> TO BE DONE
Lines containing the word "безнадежной" are to be located and copied.

> Data records
━━━━━━━━━━━━━━━━━━━━━━━━━━━━━━
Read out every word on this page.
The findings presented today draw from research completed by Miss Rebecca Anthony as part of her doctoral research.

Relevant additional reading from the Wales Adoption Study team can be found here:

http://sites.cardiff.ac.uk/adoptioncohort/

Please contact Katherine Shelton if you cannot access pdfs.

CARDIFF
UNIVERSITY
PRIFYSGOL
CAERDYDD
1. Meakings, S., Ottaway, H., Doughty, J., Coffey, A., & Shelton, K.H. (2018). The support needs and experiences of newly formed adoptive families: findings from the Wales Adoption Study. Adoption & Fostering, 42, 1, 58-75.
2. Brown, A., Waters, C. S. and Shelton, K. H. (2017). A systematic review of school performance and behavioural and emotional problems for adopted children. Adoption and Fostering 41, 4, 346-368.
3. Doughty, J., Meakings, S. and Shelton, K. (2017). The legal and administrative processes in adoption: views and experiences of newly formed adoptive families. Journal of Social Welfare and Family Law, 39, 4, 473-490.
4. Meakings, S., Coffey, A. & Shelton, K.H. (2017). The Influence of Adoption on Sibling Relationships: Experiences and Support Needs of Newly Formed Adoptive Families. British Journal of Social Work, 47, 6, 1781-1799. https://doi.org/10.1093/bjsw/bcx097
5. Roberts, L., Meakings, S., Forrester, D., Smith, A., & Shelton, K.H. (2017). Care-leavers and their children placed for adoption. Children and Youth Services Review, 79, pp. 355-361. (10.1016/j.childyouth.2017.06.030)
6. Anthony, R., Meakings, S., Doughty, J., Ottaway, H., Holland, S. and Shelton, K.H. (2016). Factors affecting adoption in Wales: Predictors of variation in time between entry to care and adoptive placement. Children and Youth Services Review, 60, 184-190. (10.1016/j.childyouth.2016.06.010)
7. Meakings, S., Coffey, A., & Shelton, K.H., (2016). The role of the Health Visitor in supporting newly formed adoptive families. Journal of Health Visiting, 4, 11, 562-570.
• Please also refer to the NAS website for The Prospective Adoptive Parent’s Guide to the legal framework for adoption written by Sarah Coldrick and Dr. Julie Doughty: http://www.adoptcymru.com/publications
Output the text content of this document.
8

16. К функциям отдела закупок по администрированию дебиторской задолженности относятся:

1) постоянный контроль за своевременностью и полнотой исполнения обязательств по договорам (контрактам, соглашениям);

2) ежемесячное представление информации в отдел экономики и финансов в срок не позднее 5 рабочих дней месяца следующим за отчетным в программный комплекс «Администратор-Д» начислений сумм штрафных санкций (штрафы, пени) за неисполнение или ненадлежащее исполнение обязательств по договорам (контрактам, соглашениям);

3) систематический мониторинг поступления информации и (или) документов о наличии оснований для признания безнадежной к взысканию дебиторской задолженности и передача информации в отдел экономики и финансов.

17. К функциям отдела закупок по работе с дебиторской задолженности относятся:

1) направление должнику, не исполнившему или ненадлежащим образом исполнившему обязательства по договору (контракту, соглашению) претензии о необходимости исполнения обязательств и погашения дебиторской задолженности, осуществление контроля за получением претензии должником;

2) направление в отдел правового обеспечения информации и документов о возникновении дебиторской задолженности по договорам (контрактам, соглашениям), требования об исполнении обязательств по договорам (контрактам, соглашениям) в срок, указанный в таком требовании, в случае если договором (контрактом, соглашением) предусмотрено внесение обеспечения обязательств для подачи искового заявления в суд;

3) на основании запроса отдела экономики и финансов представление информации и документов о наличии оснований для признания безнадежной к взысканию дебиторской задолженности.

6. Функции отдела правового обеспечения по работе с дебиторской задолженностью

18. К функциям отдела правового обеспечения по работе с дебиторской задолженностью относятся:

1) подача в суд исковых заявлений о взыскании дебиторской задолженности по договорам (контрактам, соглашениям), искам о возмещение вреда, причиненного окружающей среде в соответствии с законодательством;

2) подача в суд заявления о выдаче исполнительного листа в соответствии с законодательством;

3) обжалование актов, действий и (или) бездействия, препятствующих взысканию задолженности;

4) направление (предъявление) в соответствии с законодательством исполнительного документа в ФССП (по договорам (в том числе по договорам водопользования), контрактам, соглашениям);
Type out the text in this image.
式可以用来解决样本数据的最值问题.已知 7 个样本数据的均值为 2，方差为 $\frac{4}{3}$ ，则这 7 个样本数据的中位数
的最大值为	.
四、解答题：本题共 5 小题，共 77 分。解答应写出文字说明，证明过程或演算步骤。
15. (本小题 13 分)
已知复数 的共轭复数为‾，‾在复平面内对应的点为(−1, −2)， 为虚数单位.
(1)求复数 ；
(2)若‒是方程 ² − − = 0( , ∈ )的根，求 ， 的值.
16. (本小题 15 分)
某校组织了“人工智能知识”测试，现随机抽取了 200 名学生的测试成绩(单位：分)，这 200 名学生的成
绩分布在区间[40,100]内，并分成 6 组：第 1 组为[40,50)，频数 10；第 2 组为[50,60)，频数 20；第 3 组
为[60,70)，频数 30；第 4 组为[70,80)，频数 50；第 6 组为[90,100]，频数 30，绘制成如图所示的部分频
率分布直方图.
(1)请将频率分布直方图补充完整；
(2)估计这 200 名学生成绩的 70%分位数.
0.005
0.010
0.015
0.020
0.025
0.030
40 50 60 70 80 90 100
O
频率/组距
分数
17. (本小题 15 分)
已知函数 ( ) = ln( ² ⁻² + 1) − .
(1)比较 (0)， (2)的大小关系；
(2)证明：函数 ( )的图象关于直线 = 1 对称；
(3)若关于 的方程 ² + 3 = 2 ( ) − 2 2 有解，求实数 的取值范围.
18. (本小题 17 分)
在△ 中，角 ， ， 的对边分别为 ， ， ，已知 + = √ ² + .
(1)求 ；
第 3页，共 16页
━━━━━━━━━━━━━━━━━━━━━━━━━━━━━━
> FINAL RESULT
3) систематический мониторинг поступления информации и (или) документов о наличии оснований для признания безнадежной к взысканию дебиторской задолженности и передача информации в отдел экономики и финансов.
3) на основании запроса отдела экономики и финансов представление информации и документов о наличии оснований для признания безнадежной к взысканию дебиторской задолженности.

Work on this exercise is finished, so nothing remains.